### THE PROBLEM
Text in the records must be reproduced exactly, and pictures must be skipped.

### INFORMATION SHOWN
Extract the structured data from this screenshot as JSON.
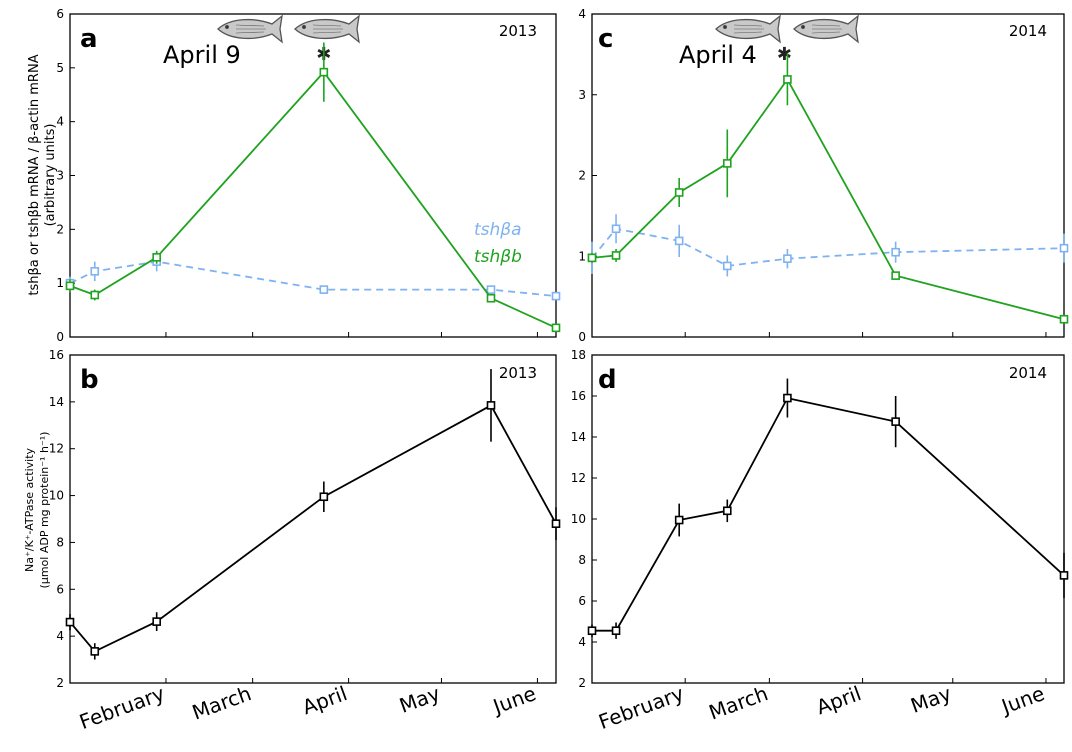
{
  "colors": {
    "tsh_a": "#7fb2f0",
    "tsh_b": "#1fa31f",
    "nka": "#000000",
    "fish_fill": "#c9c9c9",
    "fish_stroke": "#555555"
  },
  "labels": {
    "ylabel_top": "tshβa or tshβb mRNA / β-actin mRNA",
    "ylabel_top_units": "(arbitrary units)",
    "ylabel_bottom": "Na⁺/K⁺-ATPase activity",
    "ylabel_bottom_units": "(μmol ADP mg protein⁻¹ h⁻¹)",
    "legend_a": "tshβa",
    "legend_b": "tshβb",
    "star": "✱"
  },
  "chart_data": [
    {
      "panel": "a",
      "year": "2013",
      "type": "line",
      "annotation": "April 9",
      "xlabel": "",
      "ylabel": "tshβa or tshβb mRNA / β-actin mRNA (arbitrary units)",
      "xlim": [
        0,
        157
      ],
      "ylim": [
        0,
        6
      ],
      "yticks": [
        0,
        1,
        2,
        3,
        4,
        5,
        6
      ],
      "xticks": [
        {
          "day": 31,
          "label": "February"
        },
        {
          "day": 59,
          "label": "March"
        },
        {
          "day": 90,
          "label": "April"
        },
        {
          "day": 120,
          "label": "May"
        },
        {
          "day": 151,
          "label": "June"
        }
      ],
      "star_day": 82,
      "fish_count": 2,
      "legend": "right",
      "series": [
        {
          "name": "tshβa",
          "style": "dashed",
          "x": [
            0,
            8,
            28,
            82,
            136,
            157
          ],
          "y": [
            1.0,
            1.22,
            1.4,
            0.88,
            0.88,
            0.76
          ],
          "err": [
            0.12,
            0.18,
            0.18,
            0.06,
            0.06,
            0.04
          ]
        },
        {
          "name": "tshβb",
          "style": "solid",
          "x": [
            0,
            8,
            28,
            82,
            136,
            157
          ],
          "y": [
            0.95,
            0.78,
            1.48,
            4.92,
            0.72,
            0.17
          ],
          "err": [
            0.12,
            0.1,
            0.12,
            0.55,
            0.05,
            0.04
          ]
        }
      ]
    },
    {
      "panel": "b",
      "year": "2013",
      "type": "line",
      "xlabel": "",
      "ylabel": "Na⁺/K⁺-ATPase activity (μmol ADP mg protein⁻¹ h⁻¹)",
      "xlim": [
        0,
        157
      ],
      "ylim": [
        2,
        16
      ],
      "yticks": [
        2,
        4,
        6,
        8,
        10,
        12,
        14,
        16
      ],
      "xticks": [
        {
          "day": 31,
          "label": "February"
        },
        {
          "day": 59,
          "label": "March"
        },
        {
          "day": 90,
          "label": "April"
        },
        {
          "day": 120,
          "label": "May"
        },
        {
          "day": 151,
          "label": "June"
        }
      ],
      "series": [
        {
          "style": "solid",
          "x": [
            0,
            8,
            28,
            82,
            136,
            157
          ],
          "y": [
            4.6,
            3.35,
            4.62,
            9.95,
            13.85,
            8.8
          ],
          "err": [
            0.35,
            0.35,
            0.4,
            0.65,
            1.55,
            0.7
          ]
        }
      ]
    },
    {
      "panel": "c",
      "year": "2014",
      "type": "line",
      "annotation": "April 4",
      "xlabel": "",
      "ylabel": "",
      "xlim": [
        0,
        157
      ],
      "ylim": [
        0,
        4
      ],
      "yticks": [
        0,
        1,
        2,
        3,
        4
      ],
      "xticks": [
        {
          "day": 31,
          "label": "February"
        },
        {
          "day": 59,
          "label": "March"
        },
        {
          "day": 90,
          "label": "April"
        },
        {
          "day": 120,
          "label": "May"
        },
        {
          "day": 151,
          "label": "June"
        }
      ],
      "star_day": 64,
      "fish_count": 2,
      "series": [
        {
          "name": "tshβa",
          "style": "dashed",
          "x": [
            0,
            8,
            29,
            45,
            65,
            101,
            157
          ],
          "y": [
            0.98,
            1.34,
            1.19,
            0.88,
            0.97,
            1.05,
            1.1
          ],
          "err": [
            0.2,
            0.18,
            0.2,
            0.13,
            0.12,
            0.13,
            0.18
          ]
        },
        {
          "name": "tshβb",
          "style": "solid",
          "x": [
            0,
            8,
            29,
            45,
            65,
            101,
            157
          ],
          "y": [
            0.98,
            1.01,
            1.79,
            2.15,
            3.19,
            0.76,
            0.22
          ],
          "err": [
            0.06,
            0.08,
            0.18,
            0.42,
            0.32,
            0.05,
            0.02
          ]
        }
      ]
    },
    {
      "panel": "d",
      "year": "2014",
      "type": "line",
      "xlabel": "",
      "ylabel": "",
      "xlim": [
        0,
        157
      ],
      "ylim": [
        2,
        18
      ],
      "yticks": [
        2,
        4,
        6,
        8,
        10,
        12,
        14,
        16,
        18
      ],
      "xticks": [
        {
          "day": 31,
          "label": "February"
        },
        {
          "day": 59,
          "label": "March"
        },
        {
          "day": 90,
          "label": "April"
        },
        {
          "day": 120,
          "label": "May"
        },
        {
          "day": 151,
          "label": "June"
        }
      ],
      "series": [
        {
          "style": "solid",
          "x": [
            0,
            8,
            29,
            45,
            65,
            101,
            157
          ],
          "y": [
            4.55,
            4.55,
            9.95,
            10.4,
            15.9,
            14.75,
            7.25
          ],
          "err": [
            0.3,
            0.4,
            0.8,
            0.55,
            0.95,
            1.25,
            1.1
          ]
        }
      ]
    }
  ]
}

### WORKED SOLUTION
Extract the structured data from this screenshot as JSON.
{
  "colors": {
    "tsh_a": "#7fb2f0",
    "tsh_b": "#1fa31f",
    "nka": "#000000",
    "fish_fill": "#c9c9c9",
    "fish_stroke": "#555555"
  },
  "labels": {
    "ylabel_top": "tshβa or tshβb mRNA / β-actin mRNA",
    "ylabel_top_units": "(arbitrary units)",
    "ylabel_bottom": "Na⁺/K⁺-ATPase activity",
    "ylabel_bottom_units": "(μmol ADP mg protein⁻¹ h⁻¹)",
    "legend_a": "tshβa",
    "legend_b": "tshβb",
    "star": "✱"
  },
  "chart_data": [
    {
      "panel": "a",
      "year": "2013",
      "type": "line",
      "annotation": "April 9",
      "xlabel": "",
      "ylabel": "tshβa or tshβb mRNA / β-actin mRNA (arbitrary units)",
      "xlim": [
        0,
        157
      ],
      "ylim": [
        0,
        6
      ],
      "yticks": [
        0,
        1,
        2,
        3,
        4,
        5,
        6
      ],
      "xticks": [
        {
          "day": 31,
          "label": "February"
        },
        {
          "day": 59,
          "label": "March"
        },
        {
          "day": 90,
          "label": "April"
        },
        {
          "day": 120,
          "label": "May"
        },
        {
          "day": 151,
          "label": "June"
        }
      ],
      "star_day": 82,
      "fish_count": 2,
      "legend": "right",
      "series": [
        {
          "name": "tshβa",
          "style": "dashed",
          "x": [
            0,
            8,
            28,
            82,
            136,
            157
          ],
          "y": [
            1.0,
            1.22,
            1.4,
            0.88,
            0.88,
            0.76
          ],
          "err": [
            0.12,
            0.18,
            0.18,
            0.06,
            0.06,
            0.04
          ]
        },
        {
          "name": "tshβb",
          "style": "solid",
          "x": [
            0,
            8,
            28,
            82,
            136,
            157
          ],
          "y": [
            0.95,
            0.78,
            1.48,
            4.92,
            0.72,
            0.17
          ],
          "err": [
            0.12,
            0.1,
            0.12,
            0.55,
            0.05,
            0.04
          ]
        }
      ]
    },
    {
      "panel": "b",
      "year": "2013",
      "type": "line",
      "xlabel": "",
      "ylabel": "Na⁺/K⁺-ATPase activity (μmol ADP mg protein⁻¹ h⁻¹)",
      "xlim": [
        0,
        157
      ],
      "ylim": [
        2,
        16
      ],
      "yticks": [
        2,
        4,
        6,
        8,
        10,
        12,
        14,
        16
      ],
      "xticks": [
        {
          "day": 31,
          "label": "February"
        },
        {
          "day": 59,
          "label": "March"
        },
        {
          "day": 90,
          "label": "April"
        },
        {
          "day": 120,
          "label": "May"
        },
        {
          "day": 151,
          "label": "June"
        }
      ],
      "series": [
        {
          "style": "solid",
          "x": [
            0,
            8,
            28,
            82,
            136,
            157
          ],
          "y": [
            4.6,
            3.35,
            4.62,
            9.95,
            13.85,
            8.8
          ],
          "err": [
            0.35,
            0.35,
            0.4,
            0.65,
            1.55,
            0.7
          ]
        }
      ]
    },
    {
      "panel": "c",
      "year": "2014",
      "type": "line",
      "annotation": "April 4",
      "xlabel": "",
      "ylabel": "",
      "xlim": [
        0,
        157
      ],
      "ylim": [
        0,
        4
      ],
      "yticks": [
        0,
        1,
        2,
        3,
        4
      ],
      "xticks": [
        {
          "day": 31,
          "label": "February"
        },
        {
          "day": 59,
          "label": "March"
        },
        {
          "day": 90,
          "label": "April"
        },
        {
          "day": 120,
          "label": "May"
        },
        {
          "day": 151,
          "label": "June"
        }
      ],
      "star_day": 64,
      "fish_count": 2,
      "series": [
        {
          "name": "tshβa",
          "style": "dashed",
          "x": [
            0,
            8,
            29,
            45,
            65,
            101,
            157
          ],
          "y": [
            0.98,
            1.34,
            1.19,
            0.88,
            0.97,
            1.05,
            1.1
          ],
          "err": [
            0.2,
            0.18,
            0.2,
            0.13,
            0.12,
            0.13,
            0.18
          ]
        },
        {
          "name": "tshβb",
          "style": "solid",
          "x": [
            0,
            8,
            29,
            45,
            65,
            101,
            157
          ],
          "y": [
            0.98,
            1.01,
            1.79,
            2.15,
            3.19,
            0.76,
            0.22
          ],
          "err": [
            0.06,
            0.08,
            0.18,
            0.42,
            0.32,
            0.05,
            0.02
          ]
        }
      ]
    },
    {
      "panel": "d",
      "year": "2014",
      "type": "line",
      "xlabel": "",
      "ylabel": "",
      "xlim": [
        0,
        157
      ],
      "ylim": [
        2,
        18
      ],
      "yticks": [
        2,
        4,
        6,
        8,
        10,
        12,
        14,
        16,
        18
      ],
      "xticks": [
        {
          "day": 31,
          "label": "February"
        },
        {
          "day": 59,
          "label": "March"
        },
        {
          "day": 90,
          "label": "April"
        },
        {
          "day": 120,
          "label": "May"
        },
        {
          "day": 151,
          "label": "June"
        }
      ],
      "series": [
        {
          "style": "solid",
          "x": [
            0,
            8,
            29,
            45,
            65,
            101,
            157
          ],
          "y": [
            4.55,
            4.55,
            9.95,
            10.4,
            15.9,
            14.75,
            7.25
          ],
          "err": [
            0.3,
            0.4,
            0.8,
            0.55,
            0.95,
            1.25,
            1.1
          ]
        }
      ]
    }
  ]
}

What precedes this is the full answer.